-- Begin --

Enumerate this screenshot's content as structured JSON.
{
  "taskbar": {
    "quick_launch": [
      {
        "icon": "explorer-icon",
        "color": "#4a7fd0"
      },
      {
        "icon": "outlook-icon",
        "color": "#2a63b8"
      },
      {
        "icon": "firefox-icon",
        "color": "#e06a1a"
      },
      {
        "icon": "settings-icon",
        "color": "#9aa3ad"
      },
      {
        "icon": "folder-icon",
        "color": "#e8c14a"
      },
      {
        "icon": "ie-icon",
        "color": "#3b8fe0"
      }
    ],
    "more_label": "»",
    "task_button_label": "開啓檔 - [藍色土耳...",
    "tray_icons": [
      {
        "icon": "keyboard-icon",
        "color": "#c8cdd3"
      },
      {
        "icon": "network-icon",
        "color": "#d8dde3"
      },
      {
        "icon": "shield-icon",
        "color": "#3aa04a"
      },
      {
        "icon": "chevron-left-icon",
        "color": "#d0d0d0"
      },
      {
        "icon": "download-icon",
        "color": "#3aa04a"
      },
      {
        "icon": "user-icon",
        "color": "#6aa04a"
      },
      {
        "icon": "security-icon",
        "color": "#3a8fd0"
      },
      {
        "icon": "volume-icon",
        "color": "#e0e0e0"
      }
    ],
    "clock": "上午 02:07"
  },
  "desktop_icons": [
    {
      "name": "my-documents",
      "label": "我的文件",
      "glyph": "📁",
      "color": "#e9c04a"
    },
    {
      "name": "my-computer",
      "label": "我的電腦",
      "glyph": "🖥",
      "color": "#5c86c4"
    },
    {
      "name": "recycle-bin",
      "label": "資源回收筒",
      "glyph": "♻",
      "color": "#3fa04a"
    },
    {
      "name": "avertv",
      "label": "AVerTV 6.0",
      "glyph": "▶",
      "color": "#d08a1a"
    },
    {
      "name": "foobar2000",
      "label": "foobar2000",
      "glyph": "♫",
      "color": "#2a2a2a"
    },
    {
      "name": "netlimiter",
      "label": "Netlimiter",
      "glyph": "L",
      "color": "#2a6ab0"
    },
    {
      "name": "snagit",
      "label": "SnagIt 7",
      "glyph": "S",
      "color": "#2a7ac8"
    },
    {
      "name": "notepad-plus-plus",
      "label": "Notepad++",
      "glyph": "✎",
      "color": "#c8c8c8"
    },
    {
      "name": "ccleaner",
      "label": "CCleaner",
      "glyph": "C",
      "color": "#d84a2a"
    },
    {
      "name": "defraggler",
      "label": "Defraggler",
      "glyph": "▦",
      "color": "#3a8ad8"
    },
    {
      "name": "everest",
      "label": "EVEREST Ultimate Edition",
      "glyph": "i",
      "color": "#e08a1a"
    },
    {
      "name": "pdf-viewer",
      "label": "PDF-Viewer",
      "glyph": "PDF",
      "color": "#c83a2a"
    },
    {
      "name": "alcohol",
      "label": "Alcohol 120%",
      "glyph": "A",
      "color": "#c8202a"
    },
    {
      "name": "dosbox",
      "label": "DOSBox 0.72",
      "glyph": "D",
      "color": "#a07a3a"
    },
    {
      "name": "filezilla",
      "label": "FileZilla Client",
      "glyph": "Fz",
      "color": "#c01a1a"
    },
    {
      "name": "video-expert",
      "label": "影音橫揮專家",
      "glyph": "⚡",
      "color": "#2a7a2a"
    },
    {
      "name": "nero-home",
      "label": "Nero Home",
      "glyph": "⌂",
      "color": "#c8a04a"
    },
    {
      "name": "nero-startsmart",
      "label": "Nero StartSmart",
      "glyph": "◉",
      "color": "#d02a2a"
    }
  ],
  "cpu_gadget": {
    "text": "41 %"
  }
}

-- End --

- **Your task**
Repeat the records above exactly, from the first line to the last.

- **The output**
Enumerate this screenshot's content as structured JSON.
{
  "taskbar": {
    "quick_launch": [
      {
        "icon": "explorer-icon",
        "color": "#4a7fd0"
      },
      {
        "icon": "outlook-icon",
        "color": "#2a63b8"
      },
      {
        "icon": "firefox-icon",
        "color": "#e06a1a"
      },
      {
        "icon": "settings-icon",
        "color": "#9aa3ad"
      },
      {
        "icon": "folder-icon",
        "color": "#e8c14a"
      },
      {
        "icon": "ie-icon",
        "color": "#3b8fe0"
      }
    ],
    "more_label": "»",
    "task_button_label": "開啓檔 - [藍色土耳...",
    "tray_icons": [
      {
        "icon": "keyboard-icon",
        "color": "#c8cdd3"
      },
      {
        "icon": "network-icon",
        "color": "#d8dde3"
      },
      {
        "icon": "shield-icon",
        "color": "#3aa04a"
      },
      {
        "icon": "chevron-left-icon",
        "color": "#d0d0d0"
      },
      {
        "icon": "download-icon",
        "color": "#3aa04a"
      },
      {
        "icon": "user-icon",
        "color": "#6aa04a"
      },
      {
        "icon": "security-icon",
        "color": "#3a8fd0"
      },
      {
        "icon": "volume-icon",
        "color": "#e0e0e0"
      }
    ],
    "clock": "上午 02:07"
  },
  "desktop_icons": [
    {
      "name": "my-documents",
      "label": "我的文件",
      "glyph": "📁",
      "color": "#e9c04a"
    },
    {
      "name": "my-computer",
      "label": "我的電腦",
      "glyph": "🖥",
      "color": "#5c86c4"
    },
    {
      "name": "recycle-bin",
      "label": "資源回收筒",
      "glyph": "♻",
      "color": "#3fa04a"
    },
    {
      "name": "avertv",
      "label": "AVerTV 6.0",
      "glyph": "▶",
      "color": "#d08a1a"
    },
    {
      "name": "foobar2000",
      "label": "foobar2000",
      "glyph": "♫",
      "color": "#2a2a2a"
    },
    {
      "name": "netlimiter",
      "label": "Netlimiter",
      "glyph": "L",
      "color": "#2a6ab0"
    },
    {
      "name": "snagit",
      "label": "SnagIt 7",
      "glyph": "S",
      "color": "#2a7ac8"
    },
    {
      "name": "notepad-plus-plus",
      "label": "Notepad++",
      "glyph": "✎",
      "color": "#c8c8c8"
    },
    {
      "name": "ccleaner",
      "label": "CCleaner",
      "glyph": "C",
      "color": "#d84a2a"
    },
    {
      "name": "defraggler",
      "label": "Defraggler",
      "glyph": "▦",
      "color": "#3a8ad8"
    },
    {
      "name": "everest",
      "label": "EVEREST Ultimate Edition",
      "glyph": "i",
      "color": "#e08a1a"
    },
    {
      "name": "pdf-viewer",
      "label": "PDF-Viewer",
      "glyph": "PDF",
      "color": "#c83a2a"
    },
    {
      "name": "alcohol",
      "label": "Alcohol 120%",
      "glyph": "A",
      "color": "#c8202a"
    },
    {
      "name": "dosbox",
      "label": "DOSBox 0.72",
      "glyph": "D",
      "color": "#a07a3a"
    },
    {
      "name": "filezilla",
      "label": "FileZilla Client",
      "glyph": "Fz",
      "color": "#c01a1a"
    },
    {
      "name": "video-expert",
      "label": "影音橫揮專家",
      "glyph": "⚡",
      "color": "#2a7a2a"
    },
    {
      "name": "nero-home",
      "label": "Nero Home",
      "glyph": "⌂",
      "color": "#c8a04a"
    },
    {
      "name": "nero-startsmart",
      "label": "Nero StartSmart",
      "glyph": "◉",
      "color": "#d02a2a"
    }
  ],
  "cpu_gadget": {
    "text": "41 %"
  }
}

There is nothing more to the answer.